*Exercise materials*.
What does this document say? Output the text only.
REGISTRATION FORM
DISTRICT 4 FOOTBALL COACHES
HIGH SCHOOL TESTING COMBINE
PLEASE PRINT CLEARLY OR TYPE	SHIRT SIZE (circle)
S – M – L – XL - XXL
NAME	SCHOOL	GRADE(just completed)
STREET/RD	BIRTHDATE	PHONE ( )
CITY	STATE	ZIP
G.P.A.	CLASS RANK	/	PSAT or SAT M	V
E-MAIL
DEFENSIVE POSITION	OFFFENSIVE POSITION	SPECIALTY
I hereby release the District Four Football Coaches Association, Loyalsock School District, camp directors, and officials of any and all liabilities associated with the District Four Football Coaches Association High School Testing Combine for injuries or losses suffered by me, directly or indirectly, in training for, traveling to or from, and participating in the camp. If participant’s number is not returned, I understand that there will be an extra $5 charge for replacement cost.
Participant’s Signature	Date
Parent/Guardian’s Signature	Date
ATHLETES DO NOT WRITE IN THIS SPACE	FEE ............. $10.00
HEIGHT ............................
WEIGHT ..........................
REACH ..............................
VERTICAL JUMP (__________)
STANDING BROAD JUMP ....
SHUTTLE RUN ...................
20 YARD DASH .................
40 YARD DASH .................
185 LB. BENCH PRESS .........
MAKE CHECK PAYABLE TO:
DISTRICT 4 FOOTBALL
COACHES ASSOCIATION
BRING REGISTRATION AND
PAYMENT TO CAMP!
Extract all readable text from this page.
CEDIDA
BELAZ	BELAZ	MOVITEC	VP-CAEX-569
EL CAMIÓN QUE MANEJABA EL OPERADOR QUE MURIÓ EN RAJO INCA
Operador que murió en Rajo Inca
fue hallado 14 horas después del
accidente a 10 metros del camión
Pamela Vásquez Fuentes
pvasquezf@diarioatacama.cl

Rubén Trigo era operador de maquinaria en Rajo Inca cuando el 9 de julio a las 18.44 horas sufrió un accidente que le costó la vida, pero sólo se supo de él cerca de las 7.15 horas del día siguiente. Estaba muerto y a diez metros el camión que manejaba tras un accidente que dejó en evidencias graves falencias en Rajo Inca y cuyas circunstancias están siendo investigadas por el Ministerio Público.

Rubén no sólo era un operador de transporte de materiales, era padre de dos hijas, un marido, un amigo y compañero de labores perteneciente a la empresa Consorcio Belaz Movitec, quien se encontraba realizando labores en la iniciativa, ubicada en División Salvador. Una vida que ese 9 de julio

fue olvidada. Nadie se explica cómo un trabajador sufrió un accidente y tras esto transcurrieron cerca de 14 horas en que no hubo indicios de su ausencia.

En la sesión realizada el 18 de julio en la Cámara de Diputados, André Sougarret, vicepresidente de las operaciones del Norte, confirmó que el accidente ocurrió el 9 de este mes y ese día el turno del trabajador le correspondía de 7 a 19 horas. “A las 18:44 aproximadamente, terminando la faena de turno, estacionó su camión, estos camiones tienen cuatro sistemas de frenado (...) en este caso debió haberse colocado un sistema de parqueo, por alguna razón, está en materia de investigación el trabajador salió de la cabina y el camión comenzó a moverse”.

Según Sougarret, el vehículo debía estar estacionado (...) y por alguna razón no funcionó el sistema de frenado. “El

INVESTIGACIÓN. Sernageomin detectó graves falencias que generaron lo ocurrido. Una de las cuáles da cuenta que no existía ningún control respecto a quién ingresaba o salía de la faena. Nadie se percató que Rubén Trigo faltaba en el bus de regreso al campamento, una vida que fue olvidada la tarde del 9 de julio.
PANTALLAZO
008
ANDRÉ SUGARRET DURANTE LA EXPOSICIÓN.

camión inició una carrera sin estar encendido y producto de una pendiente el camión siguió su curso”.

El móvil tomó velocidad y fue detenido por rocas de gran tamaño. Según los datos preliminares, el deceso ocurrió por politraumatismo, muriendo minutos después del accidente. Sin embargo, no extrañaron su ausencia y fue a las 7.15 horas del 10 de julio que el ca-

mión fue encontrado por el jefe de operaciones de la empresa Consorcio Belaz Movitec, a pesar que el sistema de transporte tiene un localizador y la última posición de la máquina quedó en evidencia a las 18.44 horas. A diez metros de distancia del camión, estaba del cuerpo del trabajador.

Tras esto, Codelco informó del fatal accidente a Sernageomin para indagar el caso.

*What you will do*. State the number of lines in the data that include the string "graves", and add nothing else.

*Result below*. 2